Every record must be written out once more, with nothing added or omitted.

Dataset listings of figures:
━━━━━━
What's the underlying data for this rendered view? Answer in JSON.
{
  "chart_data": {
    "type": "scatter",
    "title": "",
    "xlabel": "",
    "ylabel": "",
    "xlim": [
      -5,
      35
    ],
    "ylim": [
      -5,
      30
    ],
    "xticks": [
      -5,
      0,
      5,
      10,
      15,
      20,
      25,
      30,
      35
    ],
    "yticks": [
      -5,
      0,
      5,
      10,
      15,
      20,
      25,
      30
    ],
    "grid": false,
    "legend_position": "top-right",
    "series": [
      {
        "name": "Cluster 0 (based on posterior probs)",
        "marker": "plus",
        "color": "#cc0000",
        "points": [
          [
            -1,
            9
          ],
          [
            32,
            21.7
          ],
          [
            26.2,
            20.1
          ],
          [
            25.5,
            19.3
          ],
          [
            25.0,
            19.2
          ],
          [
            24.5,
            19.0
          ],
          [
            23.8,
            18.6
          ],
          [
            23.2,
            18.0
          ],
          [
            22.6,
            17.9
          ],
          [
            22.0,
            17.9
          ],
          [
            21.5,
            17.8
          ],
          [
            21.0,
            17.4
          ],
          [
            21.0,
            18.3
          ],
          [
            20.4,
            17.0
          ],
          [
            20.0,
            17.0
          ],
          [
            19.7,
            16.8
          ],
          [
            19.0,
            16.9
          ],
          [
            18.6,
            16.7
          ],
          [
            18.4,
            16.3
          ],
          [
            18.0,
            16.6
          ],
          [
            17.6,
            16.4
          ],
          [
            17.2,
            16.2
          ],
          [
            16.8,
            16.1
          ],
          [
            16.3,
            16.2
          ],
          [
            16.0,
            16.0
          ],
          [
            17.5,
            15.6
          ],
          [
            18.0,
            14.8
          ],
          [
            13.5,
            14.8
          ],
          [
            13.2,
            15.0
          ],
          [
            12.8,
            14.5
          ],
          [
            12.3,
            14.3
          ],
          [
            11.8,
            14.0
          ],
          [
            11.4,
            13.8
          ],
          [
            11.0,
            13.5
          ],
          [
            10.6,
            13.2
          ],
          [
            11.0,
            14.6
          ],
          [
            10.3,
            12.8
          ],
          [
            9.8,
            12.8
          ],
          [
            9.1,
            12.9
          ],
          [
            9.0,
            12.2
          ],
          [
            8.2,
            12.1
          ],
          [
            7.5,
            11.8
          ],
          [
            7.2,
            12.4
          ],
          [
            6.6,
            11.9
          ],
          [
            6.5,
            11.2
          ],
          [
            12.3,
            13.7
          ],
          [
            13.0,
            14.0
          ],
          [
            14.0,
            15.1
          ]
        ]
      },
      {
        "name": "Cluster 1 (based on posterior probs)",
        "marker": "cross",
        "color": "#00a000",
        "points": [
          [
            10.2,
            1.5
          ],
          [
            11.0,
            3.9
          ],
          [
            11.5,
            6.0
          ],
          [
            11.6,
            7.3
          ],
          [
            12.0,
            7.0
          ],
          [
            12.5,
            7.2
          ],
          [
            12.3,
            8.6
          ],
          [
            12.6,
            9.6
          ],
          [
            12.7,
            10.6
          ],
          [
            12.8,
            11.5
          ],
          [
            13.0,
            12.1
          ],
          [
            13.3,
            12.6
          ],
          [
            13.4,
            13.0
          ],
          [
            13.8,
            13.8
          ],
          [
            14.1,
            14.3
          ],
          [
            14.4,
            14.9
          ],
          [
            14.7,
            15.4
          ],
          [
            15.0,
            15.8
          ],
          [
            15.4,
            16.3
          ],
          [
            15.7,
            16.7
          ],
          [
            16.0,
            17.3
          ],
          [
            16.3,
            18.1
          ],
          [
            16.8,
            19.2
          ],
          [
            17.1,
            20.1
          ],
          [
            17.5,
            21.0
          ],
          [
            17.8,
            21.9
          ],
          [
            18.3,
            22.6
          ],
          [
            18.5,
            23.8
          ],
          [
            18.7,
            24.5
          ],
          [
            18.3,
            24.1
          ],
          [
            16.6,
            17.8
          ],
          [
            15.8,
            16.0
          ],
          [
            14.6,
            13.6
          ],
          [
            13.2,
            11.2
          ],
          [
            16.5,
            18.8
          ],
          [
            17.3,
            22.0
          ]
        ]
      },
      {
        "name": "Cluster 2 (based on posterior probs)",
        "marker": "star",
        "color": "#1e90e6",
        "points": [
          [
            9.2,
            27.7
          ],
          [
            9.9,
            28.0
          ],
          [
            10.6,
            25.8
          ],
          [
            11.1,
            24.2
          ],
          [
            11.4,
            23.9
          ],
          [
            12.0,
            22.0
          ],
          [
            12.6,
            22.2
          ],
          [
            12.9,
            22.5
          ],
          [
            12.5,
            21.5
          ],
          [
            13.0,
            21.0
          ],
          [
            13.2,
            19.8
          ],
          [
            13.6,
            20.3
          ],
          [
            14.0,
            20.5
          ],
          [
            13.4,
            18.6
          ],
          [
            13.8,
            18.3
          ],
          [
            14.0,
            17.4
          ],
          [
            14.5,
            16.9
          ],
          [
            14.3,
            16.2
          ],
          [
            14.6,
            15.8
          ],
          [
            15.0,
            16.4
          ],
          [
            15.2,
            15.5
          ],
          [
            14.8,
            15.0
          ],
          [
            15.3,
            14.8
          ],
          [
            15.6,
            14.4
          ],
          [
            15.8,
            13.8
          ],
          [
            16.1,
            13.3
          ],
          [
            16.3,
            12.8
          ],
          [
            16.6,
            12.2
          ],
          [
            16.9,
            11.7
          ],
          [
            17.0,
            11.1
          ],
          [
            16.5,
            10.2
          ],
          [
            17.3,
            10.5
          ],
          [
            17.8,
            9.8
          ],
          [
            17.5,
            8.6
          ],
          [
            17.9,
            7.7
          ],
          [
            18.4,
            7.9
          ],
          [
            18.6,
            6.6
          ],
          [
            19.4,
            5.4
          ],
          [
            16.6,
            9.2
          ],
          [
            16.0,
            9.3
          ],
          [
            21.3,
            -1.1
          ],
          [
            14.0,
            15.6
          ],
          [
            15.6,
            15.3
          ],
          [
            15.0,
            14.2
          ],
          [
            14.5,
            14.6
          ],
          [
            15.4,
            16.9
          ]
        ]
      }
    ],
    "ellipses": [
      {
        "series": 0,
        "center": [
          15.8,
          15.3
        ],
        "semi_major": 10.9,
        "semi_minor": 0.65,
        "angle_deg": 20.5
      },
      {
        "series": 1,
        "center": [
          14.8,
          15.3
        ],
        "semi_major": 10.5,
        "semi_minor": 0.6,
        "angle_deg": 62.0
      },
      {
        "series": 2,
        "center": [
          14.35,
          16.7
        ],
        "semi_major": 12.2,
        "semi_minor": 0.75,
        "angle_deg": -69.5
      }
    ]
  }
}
━━━━━━
● **Answer to the exercise**:
What's the underlying data for this rendered view? Answer in JSON.
{
  "chart_data": {
    "type": "scatter",
    "title": "",
    "xlabel": "",
    "ylabel": "",
    "xlim": [
      -5,
      35
    ],
    "ylim": [
      -5,
      30
    ],
    "xticks": [
      -5,
      0,
      5,
      10,
      15,
      20,
      25,
      30,
      35
    ],
    "yticks": [
      -5,
      0,
      5,
      10,
      15,
      20,
      25,
      30
    ],
    "grid": false,
    "legend_position": "top-right",
    "series": [
      {
        "name": "Cluster 0 (based on posterior probs)",
        "marker": "plus",
        "color": "#cc0000",
        "points": [
          [
            -1,
            9
          ],
          [
            32,
            21.7
          ],
          [
            26.2,
            20.1
          ],
          [
            25.5,
            19.3
          ],
          [
            25.0,
            19.2
          ],
          [
            24.5,
            19.0
          ],
          [
            23.8,
            18.6
          ],
          [
            23.2,
            18.0
          ],
          [
            22.6,
            17.9
          ],
          [
            22.0,
            17.9
          ],
          [
            21.5,
            17.8
          ],
          [
            21.0,
            17.4
          ],
          [
            21.0,
            18.3
          ],
          [
            20.4,
            17.0
          ],
          [
            20.0,
            17.0
          ],
          [
            19.7,
            16.8
          ],
          [
            19.0,
            16.9
          ],
          [
            18.6,
            16.7
          ],
          [
            18.4,
            16.3
          ],
          [
            18.0,
            16.6
          ],
          [
            17.6,
            16.4
          ],
          [
            17.2,
            16.2
          ],
          [
            16.8,
            16.1
          ],
          [
            16.3,
            16.2
          ],
          [
            16.0,
            16.0
          ],
          [
            17.5,
            15.6
          ],
          [
            18.0,
            14.8
          ],
          [
            13.5,
            14.8
          ],
          [
            13.2,
            15.0
          ],
          [
            12.8,
            14.5
          ],
          [
            12.3,
            14.3
          ],
          [
            11.8,
            14.0
          ],
          [
            11.4,
            13.8
          ],
          [
            11.0,
            13.5
          ],
          [
            10.6,
            13.2
          ],
          [
            11.0,
            14.6
          ],
          [
            10.3,
            12.8
          ],
          [
            9.8,
            12.8
          ],
          [
            9.1,
            12.9
          ],
          [
            9.0,
            12.2
          ],
          [
            8.2,
            12.1
          ],
          [
            7.5,
            11.8
          ],
          [
            7.2,
            12.4
          ],
          [
            6.6,
            11.9
          ],
          [
            6.5,
            11.2
          ],
          [
            12.3,
            13.7
          ],
          [
            13.0,
            14.0
          ],
          [
            14.0,
            15.1
          ]
        ]
      },
      {
        "name": "Cluster 1 (based on posterior probs)",
        "marker": "cross",
        "color": "#00a000",
        "points": [
          [
            10.2,
            1.5
          ],
          [
            11.0,
            3.9
          ],
          [
            11.5,
            6.0
          ],
          [
            11.6,
            7.3
          ],
          [
            12.0,
            7.0
          ],
          [
            12.5,
            7.2
          ],
          [
            12.3,
            8.6
          ],
          [
            12.6,
            9.6
          ],
          [
            12.7,
            10.6
          ],
          [
            12.8,
            11.5
          ],
          [
            13.0,
            12.1
          ],
          [
            13.3,
            12.6
          ],
          [
            13.4,
            13.0
          ],
          [
            13.8,
            13.8
          ],
          [
            14.1,
            14.3
          ],
          [
            14.4,
            14.9
          ],
          [
            14.7,
            15.4
          ],
          [
            15.0,
            15.8
          ],
          [
            15.4,
            16.3
          ],
          [
            15.7,
            16.7
          ],
          [
            16.0,
            17.3
          ],
          [
            16.3,
            18.1
          ],
          [
            16.8,
            19.2
          ],
          [
            17.1,
            20.1
          ],
          [
            17.5,
            21.0
          ],
          [
            17.8,
            21.9
          ],
          [
            18.3,
            22.6
          ],
          [
            18.5,
            23.8
          ],
          [
            18.7,
            24.5
          ],
          [
            18.3,
            24.1
          ],
          [
            16.6,
            17.8
          ],
          [
            15.8,
            16.0
          ],
          [
            14.6,
            13.6
          ],
          [
            13.2,
            11.2
          ],
          [
            16.5,
            18.8
          ],
          [
            17.3,
            22.0
          ]
        ]
      },
      {
        "name": "Cluster 2 (based on posterior probs)",
        "marker": "star",
        "color": "#1e90e6",
        "points": [
          [
            9.2,
            27.7
          ],
          [
            9.9,
            28.0
          ],
          [
            10.6,
            25.8
          ],
          [
            11.1,
            24.2
          ],
          [
            11.4,
            23.9
          ],
          [
            12.0,
            22.0
          ],
          [
            12.6,
            22.2
          ],
          [
            12.9,
            22.5
          ],
          [
            12.5,
            21.5
          ],
          [
            13.0,
            21.0
          ],
          [
            13.2,
            19.8
          ],
          [
            13.6,
            20.3
          ],
          [
            14.0,
            20.5
          ],
          [
            13.4,
            18.6
          ],
          [
            13.8,
            18.3
          ],
          [
            14.0,
            17.4
          ],
          [
            14.5,
            16.9
          ],
          [
            14.3,
            16.2
          ],
          [
            14.6,
            15.8
          ],
          [
            15.0,
            16.4
          ],
          [
            15.2,
            15.5
          ],
          [
            14.8,
            15.0
          ],
          [
            15.3,
            14.8
          ],
          [
            15.6,
            14.4
          ],
          [
            15.8,
            13.8
          ],
          [
            16.1,
            13.3
          ],
          [
            16.3,
            12.8
          ],
          [
            16.6,
            12.2
          ],
          [
            16.9,
            11.7
          ],
          [
            17.0,
            11.1
          ],
          [
            16.5,
            10.2
          ],
          [
            17.3,
            10.5
          ],
          [
            17.8,
            9.8
          ],
          [
            17.5,
            8.6
          ],
          [
            17.9,
            7.7
          ],
          [
            18.4,
            7.9
          ],
          [
            18.6,
            6.6
          ],
          [
            19.4,
            5.4
          ],
          [
            16.6,
            9.2
          ],
          [
            16.0,
            9.3
          ],
          [
            21.3,
            -1.1
          ],
          [
            14.0,
            15.6
          ],
          [
            15.6,
            15.3
          ],
          [
            15.0,
            14.2
          ],
          [
            14.5,
            14.6
          ],
          [
            15.4,
            16.9
          ]
        ]
      }
    ],
    "ellipses": [
      {
        "series": 0,
        "center": [
          15.8,
          15.3
        ],
        "semi_major": 10.9,
        "semi_minor": 0.65,
        "angle_deg": 20.5
      },
      {
        "series": 1,
        "center": [
          14.8,
          15.3
        ],
        "semi_major": 10.5,
        "semi_minor": 0.6,
        "angle_deg": 62.0
      },
      {
        "series": 2,
        "center": [
          14.35,
          16.7
        ],
        "semi_major": 12.2,
        "semi_minor": 0.75,
        "angle_deg": -69.5
      }
    ]
  }
}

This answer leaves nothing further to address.